◆ Instructions for the task
Everything in the data should be repeated exactly, save for the images.

-----

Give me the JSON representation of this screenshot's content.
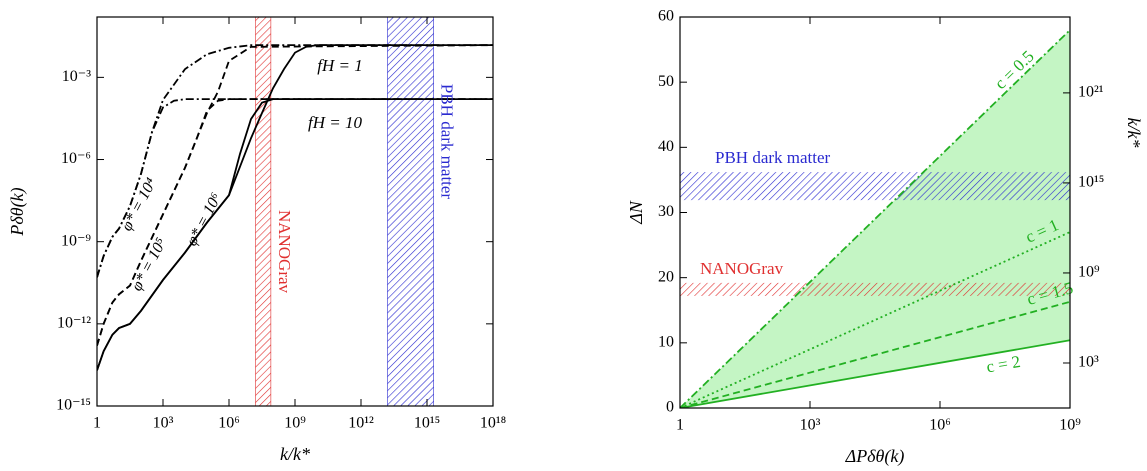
{
  "chart_data": [
    {
      "type": "line",
      "x_label": "k/k*",
      "y_label": "Pδθ(k)",
      "log_x": true,
      "log_y": true,
      "xlim": [
        1,
        1e+18
      ],
      "ylim": [
        1e-15,
        0.16
      ],
      "xticks": [
        {
          "value": 1,
          "label": "1"
        },
        {
          "value": 1000,
          "label": "10³"
        },
        {
          "value": 1000000,
          "label": "10⁶"
        },
        {
          "value": 1000000000.0,
          "label": "10⁹"
        },
        {
          "value": 1000000000000.0,
          "label": "10¹²"
        },
        {
          "value": 1000000000000000.0,
          "label": "10¹⁵"
        },
        {
          "value": 1e+18,
          "label": "10¹⁸"
        }
      ],
      "yticks": [
        {
          "value": 1e-15,
          "label": "10⁻¹⁵"
        },
        {
          "value": 1e-12,
          "label": "10⁻¹²"
        },
        {
          "value": 1e-09,
          "label": "10⁻⁹"
        },
        {
          "value": 1e-06,
          "label": "10⁻⁶"
        },
        {
          "value": 0.001,
          "label": "10⁻³"
        }
      ],
      "series": [
        {
          "color": "#000000",
          "dash": "solid",
          "x": [
            1,
            2,
            5,
            10,
            31.6,
            100,
            1000,
            10000,
            100000,
            1000000,
            10000000.0,
            31600000.0,
            100000000.0,
            316000000.0,
            1000000000.0,
            3160000000.0,
            10000000000.0,
            1e+18
          ],
          "values": [
            2e-14,
            1e-13,
            4e-13,
            7e-13,
            1e-12,
            3e-12,
            4e-11,
            4e-10,
            5e-09,
            5e-08,
            6e-06,
            5e-05,
            0.0004,
            0.002,
            0.008,
            0.013,
            0.015,
            0.015
          ]
        },
        {
          "color": "#000000",
          "dash": "solid",
          "x": [
            1,
            2,
            5,
            10,
            31.6,
            100,
            1000,
            10000,
            100000,
            1000000,
            3160000.0,
            10000000.0,
            31600000.0,
            100000000.0,
            1e+18
          ],
          "values": [
            2e-14,
            1e-13,
            4e-13,
            7e-13,
            1e-12,
            3e-12,
            4e-11,
            4e-10,
            5e-09,
            5e-08,
            1.6e-06,
            3e-05,
            0.00012,
            0.00016,
            0.00016
          ]
        },
        {
          "color": "#000000",
          "dash": "dashed",
          "x": [
            1,
            2,
            5,
            10,
            31.6,
            100,
            1000,
            10000,
            31600,
            100000,
            316000,
            1000000,
            10000000.0,
            1e+18
          ],
          "values": [
            1.6e-13,
            1e-12,
            6e-12,
            1.2e-11,
            2.5e-11,
            2e-10,
            1e-08,
            5e-07,
            5e-06,
            5e-05,
            0.0003,
            0.004,
            0.013,
            0.015
          ]
        },
        {
          "color": "#000000",
          "dash": "dashed",
          "x": [
            1,
            2,
            5,
            10,
            31.6,
            100,
            1000,
            10000,
            31600,
            100000,
            316000,
            1000000,
            1e+18
          ],
          "values": [
            1.6e-13,
            1e-12,
            6e-12,
            1.2e-11,
            2.5e-11,
            2e-10,
            1e-08,
            5e-07,
            5e-06,
            6e-05,
            0.00014,
            0.00016,
            0.00016
          ]
        },
        {
          "color": "#000000",
          "dash": "dashdot",
          "x": [
            1,
            2,
            5,
            10,
            31.6,
            100,
            316,
            1000,
            10000,
            100000,
            1000000,
            10000000.0,
            1e+18
          ],
          "values": [
            5e-11,
            3e-10,
            1.5e-09,
            3e-09,
            2e-08,
            3e-07,
            1e-05,
            0.00015,
            0.002,
            0.007,
            0.012,
            0.015,
            0.015
          ]
        },
        {
          "color": "#000000",
          "dash": "dashdot",
          "x": [
            1,
            2,
            5,
            10,
            31.6,
            100,
            316,
            1000,
            3160,
            10000,
            1e+18
          ],
          "values": [
            5e-11,
            3e-10,
            1.5e-09,
            3e-09,
            2e-08,
            3e-07,
            1e-05,
            8e-05,
            0.00014,
            0.00016,
            0.00016
          ]
        }
      ],
      "bands": [
        {
          "label": "NANOGrav",
          "color": "#e03030",
          "xlim": [
            16000000.0,
            80000000.0
          ]
        },
        {
          "label": "PBH dark matter",
          "color": "#2a2ad0",
          "xlim": [
            16000000000000.0,
            2000000000000000.0
          ]
        }
      ],
      "annotations": [
        "fH = 1",
        "fH = 10"
      ],
      "curve_labels": [
        "φ* = 10⁴",
        "φ* = 10⁵",
        "φ* = 10⁶"
      ]
    },
    {
      "type": "line",
      "x_label": "ΔPδθ(k)",
      "y_label": "ΔN",
      "y2_label": "k/k*",
      "log_x": true,
      "log_y2": true,
      "xlim": [
        1,
        1000000000.0
      ],
      "ylim": [
        0,
        60
      ],
      "y2lim": [
        1,
        1.142e+26
      ],
      "xticks": [
        {
          "value": 1,
          "label": "1"
        },
        {
          "value": 1000,
          "label": "10³"
        },
        {
          "value": 1000000,
          "label": "10⁶"
        },
        {
          "value": 1000000000.0,
          "label": "10⁹"
        }
      ],
      "yticks": [
        0,
        10,
        20,
        30,
        40,
        50,
        60
      ],
      "y2ticks": [
        {
          "value": 1000,
          "label": "10³"
        },
        {
          "value": 1000000000.0,
          "label": "10⁹"
        },
        {
          "value": 1000000000000000.0,
          "label": "10¹⁵"
        },
        {
          "value": 1e+21,
          "label": "10²¹"
        }
      ],
      "fill": "#c4f5c4",
      "series": [
        {
          "name": "c = 0.5",
          "color": "#22b022",
          "dash": "dashdot",
          "x": [
            1,
            1000000000.0
          ],
          "values": [
            0,
            58
          ]
        },
        {
          "name": "c = 1",
          "color": "#22b022",
          "dash": "dotted",
          "x": [
            1,
            1000000000.0
          ],
          "values": [
            0,
            27
          ]
        },
        {
          "name": "c = 1.5",
          "color": "#22b022",
          "dash": "dashed",
          "x": [
            1,
            1000000000.0
          ],
          "values": [
            0,
            16.3
          ]
        },
        {
          "name": "c = 2",
          "color": "#22b022",
          "dash": "solid",
          "x": [
            1,
            1000000000.0
          ],
          "values": [
            0,
            10.4
          ]
        }
      ],
      "bands": [
        {
          "label": "PBH dark matter",
          "color": "#2a2ad0",
          "ylim": [
            31.9,
            36.2
          ]
        },
        {
          "label": "NANOGrav",
          "color": "#e03030",
          "ylim": [
            17.2,
            19.2
          ]
        }
      ]
    }
  ]
}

-----

◆ Answer to the task
Give me the JSON representation of this screenshot's content.
{
  "chart_data": [
    {
      "type": "line",
      "x_label": "k/k*",
      "y_label": "Pδθ(k)",
      "log_x": true,
      "log_y": true,
      "xlim": [
        1,
        1e+18
      ],
      "ylim": [
        1e-15,
        0.16
      ],
      "xticks": [
        {
          "value": 1,
          "label": "1"
        },
        {
          "value": 1000,
          "label": "10³"
        },
        {
          "value": 1000000,
          "label": "10⁶"
        },
        {
          "value": 1000000000.0,
          "label": "10⁹"
        },
        {
          "value": 1000000000000.0,
          "label": "10¹²"
        },
        {
          "value": 1000000000000000.0,
          "label": "10¹⁵"
        },
        {
          "value": 1e+18,
          "label": "10¹⁸"
        }
      ],
      "yticks": [
        {
          "value": 1e-15,
          "label": "10⁻¹⁵"
        },
        {
          "value": 1e-12,
          "label": "10⁻¹²"
        },
        {
          "value": 1e-09,
          "label": "10⁻⁹"
        },
        {
          "value": 1e-06,
          "label": "10⁻⁶"
        },
        {
          "value": 0.001,
          "label": "10⁻³"
        }
      ],
      "series": [
        {
          "color": "#000000",
          "dash": "solid",
          "x": [
            1,
            2,
            5,
            10,
            31.6,
            100,
            1000,
            10000,
            100000,
            1000000,
            10000000.0,
            31600000.0,
            100000000.0,
            316000000.0,
            1000000000.0,
            3160000000.0,
            10000000000.0,
            1e+18
          ],
          "values": [
            2e-14,
            1e-13,
            4e-13,
            7e-13,
            1e-12,
            3e-12,
            4e-11,
            4e-10,
            5e-09,
            5e-08,
            6e-06,
            5e-05,
            0.0004,
            0.002,
            0.008,
            0.013,
            0.015,
            0.015
          ]
        },
        {
          "color": "#000000",
          "dash": "solid",
          "x": [
            1,
            2,
            5,
            10,
            31.6,
            100,
            1000,
            10000,
            100000,
            1000000,
            3160000.0,
            10000000.0,
            31600000.0,
            100000000.0,
            1e+18
          ],
          "values": [
            2e-14,
            1e-13,
            4e-13,
            7e-13,
            1e-12,
            3e-12,
            4e-11,
            4e-10,
            5e-09,
            5e-08,
            1.6e-06,
            3e-05,
            0.00012,
            0.00016,
            0.00016
          ]
        },
        {
          "color": "#000000",
          "dash": "dashed",
          "x": [
            1,
            2,
            5,
            10,
            31.6,
            100,
            1000,
            10000,
            31600,
            100000,
            316000,
            1000000,
            10000000.0,
            1e+18
          ],
          "values": [
            1.6e-13,
            1e-12,
            6e-12,
            1.2e-11,
            2.5e-11,
            2e-10,
            1e-08,
            5e-07,
            5e-06,
            5e-05,
            0.0003,
            0.004,
            0.013,
            0.015
          ]
        },
        {
          "color": "#000000",
          "dash": "dashed",
          "x": [
            1,
            2,
            5,
            10,
            31.6,
            100,
            1000,
            10000,
            31600,
            100000,
            316000,
            1000000,
            1e+18
          ],
          "values": [
            1.6e-13,
            1e-12,
            6e-12,
            1.2e-11,
            2.5e-11,
            2e-10,
            1e-08,
            5e-07,
            5e-06,
            6e-05,
            0.00014,
            0.00016,
            0.00016
          ]
        },
        {
          "color": "#000000",
          "dash": "dashdot",
          "x": [
            1,
            2,
            5,
            10,
            31.6,
            100,
            316,
            1000,
            10000,
            100000,
            1000000,
            10000000.0,
            1e+18
          ],
          "values": [
            5e-11,
            3e-10,
            1.5e-09,
            3e-09,
            2e-08,
            3e-07,
            1e-05,
            0.00015,
            0.002,
            0.007,
            0.012,
            0.015,
            0.015
          ]
        },
        {
          "color": "#000000",
          "dash": "dashdot",
          "x": [
            1,
            2,
            5,
            10,
            31.6,
            100,
            316,
            1000,
            3160,
            10000,
            1e+18
          ],
          "values": [
            5e-11,
            3e-10,
            1.5e-09,
            3e-09,
            2e-08,
            3e-07,
            1e-05,
            8e-05,
            0.00014,
            0.00016,
            0.00016
          ]
        }
      ],
      "bands": [
        {
          "label": "NANOGrav",
          "color": "#e03030",
          "xlim": [
            16000000.0,
            80000000.0
          ]
        },
        {
          "label": "PBH dark matter",
          "color": "#2a2ad0",
          "xlim": [
            16000000000000.0,
            2000000000000000.0
          ]
        }
      ],
      "annotations": [
        "fH = 1",
        "fH = 10"
      ],
      "curve_labels": [
        "φ* = 10⁴",
        "φ* = 10⁵",
        "φ* = 10⁶"
      ]
    },
    {
      "type": "line",
      "x_label": "ΔPδθ(k)",
      "y_label": "ΔN",
      "y2_label": "k/k*",
      "log_x": true,
      "log_y2": true,
      "xlim": [
        1,
        1000000000.0
      ],
      "ylim": [
        0,
        60
      ],
      "y2lim": [
        1,
        1.142e+26
      ],
      "xticks": [
        {
          "value": 1,
          "label": "1"
        },
        {
          "value": 1000,
          "label": "10³"
        },
        {
          "value": 1000000,
          "label": "10⁶"
        },
        {
          "value": 1000000000.0,
          "label": "10⁹"
        }
      ],
      "yticks": [
        0,
        10,
        20,
        30,
        40,
        50,
        60
      ],
      "y2ticks": [
        {
          "value": 1000,
          "label": "10³"
        },
        {
          "value": 1000000000.0,
          "label": "10⁹"
        },
        {
          "value": 1000000000000000.0,
          "label": "10¹⁵"
        },
        {
          "value": 1e+21,
          "label": "10²¹"
        }
      ],
      "fill": "#c4f5c4",
      "series": [
        {
          "name": "c = 0.5",
          "color": "#22b022",
          "dash": "dashdot",
          "x": [
            1,
            1000000000.0
          ],
          "values": [
            0,
            58
          ]
        },
        {
          "name": "c = 1",
          "color": "#22b022",
          "dash": "dotted",
          "x": [
            1,
            1000000000.0
          ],
          "values": [
            0,
            27
          ]
        },
        {
          "name": "c = 1.5",
          "color": "#22b022",
          "dash": "dashed",
          "x": [
            1,
            1000000000.0
          ],
          "values": [
            0,
            16.3
          ]
        },
        {
          "name": "c = 2",
          "color": "#22b022",
          "dash": "solid",
          "x": [
            1,
            1000000000.0
          ],
          "values": [
            0,
            10.4
          ]
        }
      ],
      "bands": [
        {
          "label": "PBH dark matter",
          "color": "#2a2ad0",
          "ylim": [
            31.9,
            36.2
          ]
        },
        {
          "label": "NANOGrav",
          "color": "#e03030",
          "ylim": [
            17.2,
            19.2
          ]
        }
      ]
    }
  ]
}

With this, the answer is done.